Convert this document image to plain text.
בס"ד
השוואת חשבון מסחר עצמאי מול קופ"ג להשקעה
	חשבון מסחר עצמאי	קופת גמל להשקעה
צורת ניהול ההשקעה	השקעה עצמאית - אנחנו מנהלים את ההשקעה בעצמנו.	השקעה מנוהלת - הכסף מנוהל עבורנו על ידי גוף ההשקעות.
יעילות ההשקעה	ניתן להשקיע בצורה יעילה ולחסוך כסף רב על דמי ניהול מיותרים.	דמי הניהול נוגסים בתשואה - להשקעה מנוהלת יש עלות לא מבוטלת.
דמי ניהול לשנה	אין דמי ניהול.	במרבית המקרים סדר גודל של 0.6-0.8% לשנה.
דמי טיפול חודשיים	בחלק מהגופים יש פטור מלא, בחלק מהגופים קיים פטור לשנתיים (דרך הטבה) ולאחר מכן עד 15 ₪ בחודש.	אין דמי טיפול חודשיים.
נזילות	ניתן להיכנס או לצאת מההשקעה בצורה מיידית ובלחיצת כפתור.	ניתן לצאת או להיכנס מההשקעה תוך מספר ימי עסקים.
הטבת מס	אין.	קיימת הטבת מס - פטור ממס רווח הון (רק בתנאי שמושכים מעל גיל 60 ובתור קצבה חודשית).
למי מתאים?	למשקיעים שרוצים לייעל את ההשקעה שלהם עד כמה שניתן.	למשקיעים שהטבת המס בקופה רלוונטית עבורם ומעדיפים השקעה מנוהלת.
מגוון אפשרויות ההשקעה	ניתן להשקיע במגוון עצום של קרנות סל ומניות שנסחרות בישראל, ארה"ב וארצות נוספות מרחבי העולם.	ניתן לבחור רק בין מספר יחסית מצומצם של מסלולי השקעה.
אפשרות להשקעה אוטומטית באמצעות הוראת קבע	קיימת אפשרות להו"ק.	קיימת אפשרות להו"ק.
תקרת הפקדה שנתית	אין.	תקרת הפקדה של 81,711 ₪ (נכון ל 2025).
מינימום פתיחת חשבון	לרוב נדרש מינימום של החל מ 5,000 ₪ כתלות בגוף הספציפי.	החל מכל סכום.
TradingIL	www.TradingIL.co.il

→ **Given request**:
All of the entries should be written out again exactly.

→ **Written reply**:
Convert this document image to plain text.
בס"ד
השוואת חשבון מסחר עצמאי מול קופ"ג להשקעה
	חשבון מסחר עצמאי	קופת גמל להשקעה
צורת ניהול ההשקעה	השקעה עצמאית - אנחנו מנהלים את ההשקעה בעצמנו.	השקעה מנוהלת - הכסף מנוהל עבורנו על ידי גוף ההשקעות.
יעילות ההשקעה	ניתן להשקיע בצורה יעילה ולחסוך כסף רב על דמי ניהול מיותרים.	דמי הניהול נוגסים בתשואה - להשקעה מנוהלת יש עלות לא מבוטלת.
דמי ניהול לשנה	אין דמי ניהול.	במרבית המקרים סדר גודל של 0.6-0.8% לשנה.
דמי טיפול חודשיים	בחלק מהגופים יש פטור מלא, בחלק מהגופים קיים פטור לשנתיים (דרך הטבה) ולאחר מכן עד 15 ₪ בחודש.	אין דמי טיפול חודשיים.
נזילות	ניתן להיכנס או לצאת מההשקעה בצורה מיידית ובלחיצת כפתור.	ניתן לצאת או להיכנס מההשקעה תוך מספר ימי עסקים.
הטבת מס	אין.	קיימת הטבת מס - פטור ממס רווח הון (רק בתנאי שמושכים מעל גיל 60 ובתור קצבה חודשית).
למי מתאים?	למשקיעים שרוצים לייעל את ההשקעה שלהם עד כמה שניתן.	למשקיעים שהטבת המס בקופה רלוונטית עבורם ומעדיפים השקעה מנוהלת.
מגוון אפשרויות ההשקעה	ניתן להשקיע במגוון עצום של קרנות סל ומניות שנסחרות בישראל, ארה"ב וארצות נוספות מרחבי העולם.	ניתן לבחור רק בין מספר יחסית מצומצם של מסלולי השקעה.
אפשרות להשקעה אוטומטית באמצעות הוראת קבע	קיימת אפשרות להו"ק.	קיימת אפשרות להו"ק.
תקרת הפקדה שנתית	אין.	תקרת הפקדה של 81,711 ₪ (נכון ל 2025).
מינימום פתיחת חשבון	לרוב נדרש מינימום של החל מ 5,000 ₪ כתלות בגוף הספציפי.	החל מכל סכום.
TradingIL	www.TradingIL.co.il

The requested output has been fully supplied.